■ **Source document**:
Hi Alexander.

Yeah, the minor GCs I see are usually around 300ms but sometimes jumping
to 1s or even more.
Hardware specs are:
  - 8 core CPUs
  - 32 GB of RAM
  - 4 SSDs in hardware Raid 0, around 3TB of space per node
 
GC settings:    -Xmx12G -Xms12G -XX:+UseG1GC -
XX:G1RSetUpdatingPauseTimePercent=5 -XX:MaxGCPauseMillis=200 -
XX:InitiatingHeapOccupancyPercent=70 -XX:ParallelGCThreads=8 -
XX:ConcGCThreads=8 -XX:+ParallelRefProcEnabled
According to the graphs, there are approximately one Young GC every 10s
or so, and almost no Full GCs (for example the last one was 2h45 after
the previous one).
Computed from the log files, average Young GC seems to be around 280ms
and max is 2.5s.Average Full GC seems to be around 4.6s and max is 5.3s.

■ **Entries supplied**:
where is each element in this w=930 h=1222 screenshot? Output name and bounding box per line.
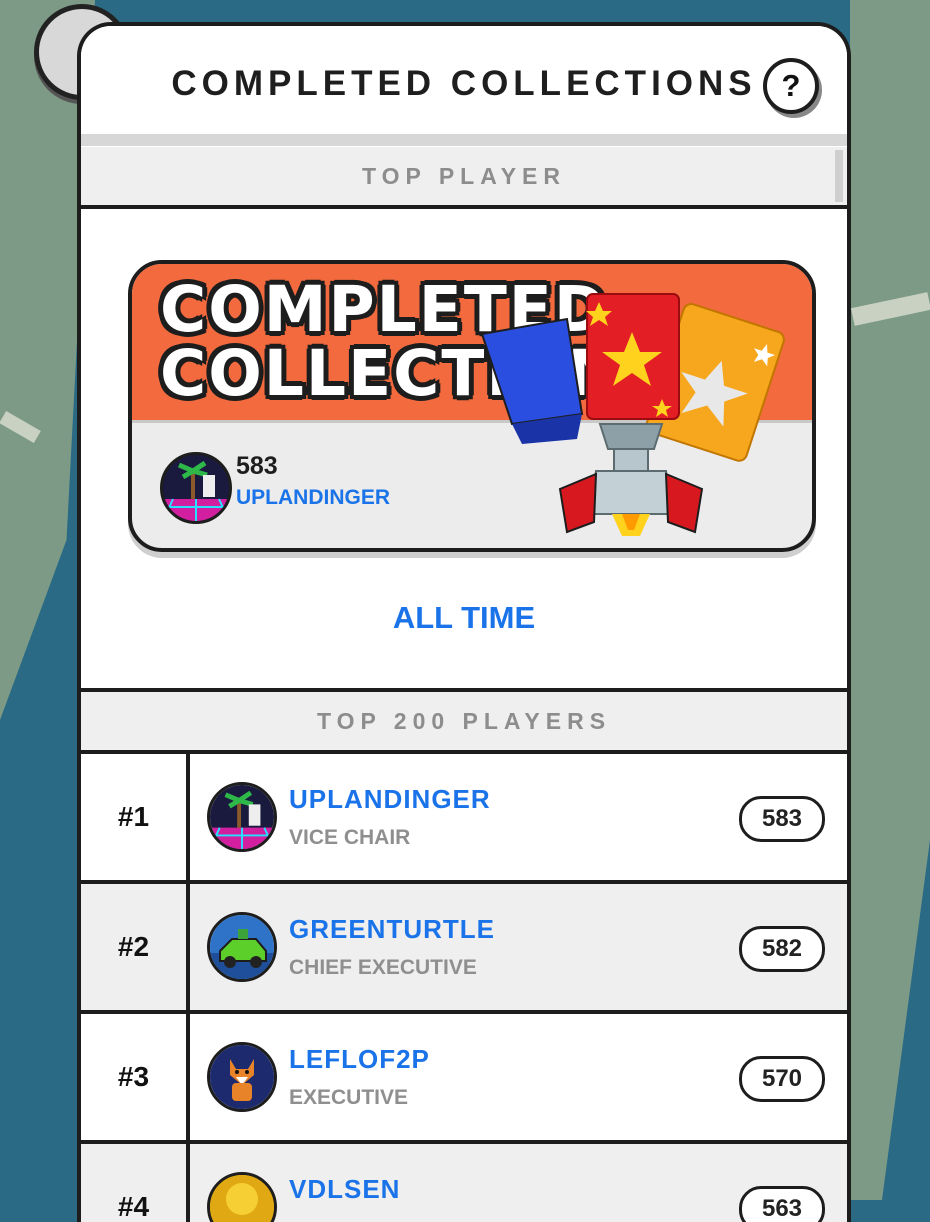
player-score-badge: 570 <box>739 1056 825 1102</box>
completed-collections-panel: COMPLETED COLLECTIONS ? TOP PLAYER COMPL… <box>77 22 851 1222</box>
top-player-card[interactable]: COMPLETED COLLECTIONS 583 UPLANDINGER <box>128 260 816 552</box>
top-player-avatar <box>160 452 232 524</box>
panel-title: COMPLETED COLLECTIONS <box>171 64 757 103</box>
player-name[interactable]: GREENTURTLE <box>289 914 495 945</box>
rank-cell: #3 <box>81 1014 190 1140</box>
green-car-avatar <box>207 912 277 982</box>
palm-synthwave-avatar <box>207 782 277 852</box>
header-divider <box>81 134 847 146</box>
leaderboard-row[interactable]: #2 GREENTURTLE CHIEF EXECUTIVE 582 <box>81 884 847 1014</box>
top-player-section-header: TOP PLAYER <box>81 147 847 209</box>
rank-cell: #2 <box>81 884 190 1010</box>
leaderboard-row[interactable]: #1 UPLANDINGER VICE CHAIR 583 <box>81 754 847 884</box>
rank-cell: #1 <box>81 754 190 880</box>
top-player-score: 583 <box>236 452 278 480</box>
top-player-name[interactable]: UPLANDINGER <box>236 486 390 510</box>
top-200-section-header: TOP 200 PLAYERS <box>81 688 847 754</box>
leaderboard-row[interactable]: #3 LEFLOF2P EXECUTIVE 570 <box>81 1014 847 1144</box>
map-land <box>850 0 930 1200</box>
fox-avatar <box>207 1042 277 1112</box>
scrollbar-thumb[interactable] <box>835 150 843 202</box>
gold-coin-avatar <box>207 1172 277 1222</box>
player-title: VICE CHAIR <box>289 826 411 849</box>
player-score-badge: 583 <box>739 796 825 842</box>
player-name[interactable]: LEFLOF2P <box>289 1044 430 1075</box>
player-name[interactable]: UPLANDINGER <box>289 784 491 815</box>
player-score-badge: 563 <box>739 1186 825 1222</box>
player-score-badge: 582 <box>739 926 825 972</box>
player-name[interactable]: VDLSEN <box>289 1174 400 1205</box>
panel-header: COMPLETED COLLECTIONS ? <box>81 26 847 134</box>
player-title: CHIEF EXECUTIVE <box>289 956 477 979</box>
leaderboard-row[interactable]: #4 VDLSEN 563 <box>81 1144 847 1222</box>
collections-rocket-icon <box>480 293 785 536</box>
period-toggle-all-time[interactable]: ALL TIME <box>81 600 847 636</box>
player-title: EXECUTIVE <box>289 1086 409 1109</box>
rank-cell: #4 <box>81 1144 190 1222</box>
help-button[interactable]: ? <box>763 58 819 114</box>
...
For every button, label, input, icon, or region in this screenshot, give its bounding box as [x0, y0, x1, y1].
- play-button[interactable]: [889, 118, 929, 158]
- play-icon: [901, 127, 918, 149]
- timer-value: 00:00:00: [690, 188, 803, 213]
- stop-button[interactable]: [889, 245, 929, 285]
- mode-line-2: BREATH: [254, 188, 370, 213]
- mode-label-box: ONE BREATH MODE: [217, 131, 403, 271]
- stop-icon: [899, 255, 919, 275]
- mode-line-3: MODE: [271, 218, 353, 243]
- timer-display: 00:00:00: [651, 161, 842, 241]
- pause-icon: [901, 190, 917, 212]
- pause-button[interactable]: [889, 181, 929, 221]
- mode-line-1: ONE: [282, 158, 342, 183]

■ **Directions for this task**:
Reproduce the part of the garbage collection post above from "Yeah, the minor" to "the previous one).", word for word.

■ **Correct response**:
Yeah, the minor GCs I see are usually around 300ms but sometimes jumping
to 1s or even more.
Hardware specs are:
  - 8 core CPUs
  - 32 GB of RAM
  - 4 SSDs in hardware Raid 0, around 3TB of space per node
 
GC settings:    -Xmx12G -Xms12G -XX:+UseG1GC -
XX:G1RSetUpdatingPauseTimePercent=5 -XX:MaxGCPauseMillis=200 -
XX:InitiatingHeapOccupancyPercent=70 -XX:ParallelGCThreads=8 -
XX:ConcGCThreads=8 -XX:+ParallelRefProcEnabled
According to the graphs, there are approximately one Young GC every 10s
or so, and almost no Full GCs (for example the last one was 2h45 after
the previous one).